Write the rows from the first line through the line containing "y-tick-label: 700 — [75, 206, 106, 226]" as a JSON list of strings, one string per line, with blank lines omitted.
***
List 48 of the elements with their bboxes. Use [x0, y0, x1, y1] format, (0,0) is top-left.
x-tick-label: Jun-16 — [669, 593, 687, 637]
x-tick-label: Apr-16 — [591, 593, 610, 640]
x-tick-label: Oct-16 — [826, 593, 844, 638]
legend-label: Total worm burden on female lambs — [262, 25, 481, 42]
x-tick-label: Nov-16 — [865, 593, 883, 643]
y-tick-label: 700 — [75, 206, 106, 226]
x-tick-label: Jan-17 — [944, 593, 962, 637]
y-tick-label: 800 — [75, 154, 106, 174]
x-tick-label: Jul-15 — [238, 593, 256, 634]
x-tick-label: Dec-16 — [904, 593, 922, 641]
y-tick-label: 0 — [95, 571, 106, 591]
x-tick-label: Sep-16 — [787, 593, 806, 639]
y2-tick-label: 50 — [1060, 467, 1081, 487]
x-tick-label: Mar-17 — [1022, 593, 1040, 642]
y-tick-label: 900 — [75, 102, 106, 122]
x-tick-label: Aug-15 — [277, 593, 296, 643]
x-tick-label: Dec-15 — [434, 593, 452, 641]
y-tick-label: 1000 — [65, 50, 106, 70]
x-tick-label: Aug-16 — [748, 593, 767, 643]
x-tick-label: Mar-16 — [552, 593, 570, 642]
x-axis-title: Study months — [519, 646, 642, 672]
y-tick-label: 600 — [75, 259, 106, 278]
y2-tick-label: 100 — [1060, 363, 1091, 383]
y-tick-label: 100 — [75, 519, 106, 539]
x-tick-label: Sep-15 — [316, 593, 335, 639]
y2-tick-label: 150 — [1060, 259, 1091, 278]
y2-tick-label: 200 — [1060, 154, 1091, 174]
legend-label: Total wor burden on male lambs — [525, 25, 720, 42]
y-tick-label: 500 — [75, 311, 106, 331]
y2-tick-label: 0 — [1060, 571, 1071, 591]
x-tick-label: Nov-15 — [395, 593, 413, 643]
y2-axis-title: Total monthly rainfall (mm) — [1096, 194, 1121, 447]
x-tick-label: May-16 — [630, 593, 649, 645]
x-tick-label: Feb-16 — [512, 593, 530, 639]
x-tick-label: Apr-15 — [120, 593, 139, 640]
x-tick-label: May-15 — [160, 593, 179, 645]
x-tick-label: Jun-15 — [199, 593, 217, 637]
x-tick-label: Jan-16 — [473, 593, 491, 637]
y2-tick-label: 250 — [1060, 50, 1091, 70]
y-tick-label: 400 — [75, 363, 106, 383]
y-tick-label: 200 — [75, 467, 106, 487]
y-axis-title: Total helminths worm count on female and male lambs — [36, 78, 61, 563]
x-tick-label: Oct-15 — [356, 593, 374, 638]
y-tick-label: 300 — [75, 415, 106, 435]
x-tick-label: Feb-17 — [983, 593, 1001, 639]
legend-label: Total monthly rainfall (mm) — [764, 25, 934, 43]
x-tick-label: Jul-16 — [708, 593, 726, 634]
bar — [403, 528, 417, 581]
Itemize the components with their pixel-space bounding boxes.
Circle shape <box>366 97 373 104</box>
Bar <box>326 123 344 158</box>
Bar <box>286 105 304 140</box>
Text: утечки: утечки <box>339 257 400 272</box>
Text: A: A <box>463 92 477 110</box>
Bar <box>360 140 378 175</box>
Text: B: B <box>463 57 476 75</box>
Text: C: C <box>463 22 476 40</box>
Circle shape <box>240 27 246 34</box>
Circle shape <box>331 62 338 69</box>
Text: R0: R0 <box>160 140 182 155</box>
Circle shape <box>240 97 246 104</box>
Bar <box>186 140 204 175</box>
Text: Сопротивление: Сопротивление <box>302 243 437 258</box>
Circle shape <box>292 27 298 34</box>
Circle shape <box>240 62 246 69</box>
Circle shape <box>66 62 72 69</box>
***
• **SOLUTION FOR THIS PROBLEM**:
[
  "List 48 of the elements with their bboxes. Use [x0, y0, x1, y1] format, (0,0) is top-left.",
  "x-tick-label: Jun-16 — [669, 593, 687, 637]",
  "x-tick-label: Apr-16 — [591, 593, 610, 640]",
  "x-tick-label: Oct-16 — [826, 593, 844, 638]",
  "legend-label: Total worm burden on female lambs — [262, 25, 481, 42]",
  "x-tick-label: Nov-16 — [865, 593, 883, 643]",
  "y-tick-label: 700 — [75, 206, 106, 226]"
]